* [Written task]: Send back all the data below, exactly as given.

============================================================

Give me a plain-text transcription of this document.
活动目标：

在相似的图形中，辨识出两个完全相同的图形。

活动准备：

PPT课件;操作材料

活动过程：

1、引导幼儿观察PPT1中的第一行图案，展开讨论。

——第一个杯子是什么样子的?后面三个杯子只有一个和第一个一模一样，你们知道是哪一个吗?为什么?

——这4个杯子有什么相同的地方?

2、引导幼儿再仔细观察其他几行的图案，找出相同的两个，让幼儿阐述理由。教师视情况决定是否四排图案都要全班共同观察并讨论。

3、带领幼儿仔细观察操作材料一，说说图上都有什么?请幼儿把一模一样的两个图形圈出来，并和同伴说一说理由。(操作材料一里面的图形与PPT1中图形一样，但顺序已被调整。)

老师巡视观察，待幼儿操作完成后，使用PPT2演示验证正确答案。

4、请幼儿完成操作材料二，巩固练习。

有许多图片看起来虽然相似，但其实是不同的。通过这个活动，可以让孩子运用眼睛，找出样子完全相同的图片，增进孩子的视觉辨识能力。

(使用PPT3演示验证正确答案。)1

============================================================

* [Full output]:
Give me a plain-text transcription of this document.
活动目标：

在相似的图形中，辨识出两个完全相同的图形。

活动准备：

PPT课件;操作材料

活动过程：

1、引导幼儿观察PPT1中的第一行图案，展开讨论。

——第一个杯子是什么样子的?后面三个杯子只有一个和第一个一模一样，你们知道是哪一个吗?为什么?

——这4个杯子有什么相同的地方?

2、引导幼儿再仔细观察其他几行的图案，找出相同的两个，让幼儿阐述理由。教师视情况决定是否四排图案都要全班共同观察并讨论。

3、带领幼儿仔细观察操作材料一，说说图上都有什么?请幼儿把一模一样的两个图形圈出来，并和同伴说一说理由。(操作材料一里面的图形与PPT1中图形一样，但顺序已被调整。)

老师巡视观察，待幼儿操作完成后，使用PPT2演示验证正确答案。

4、请幼儿完成操作材料二，巩固练习。

有许多图片看起来虽然相似，但其实是不同的。通过这个活动，可以让孩子运用眼睛，找出样子完全相同的图片，增进孩子的视觉辨识能力。

(使用PPT3演示验证正确答案。)1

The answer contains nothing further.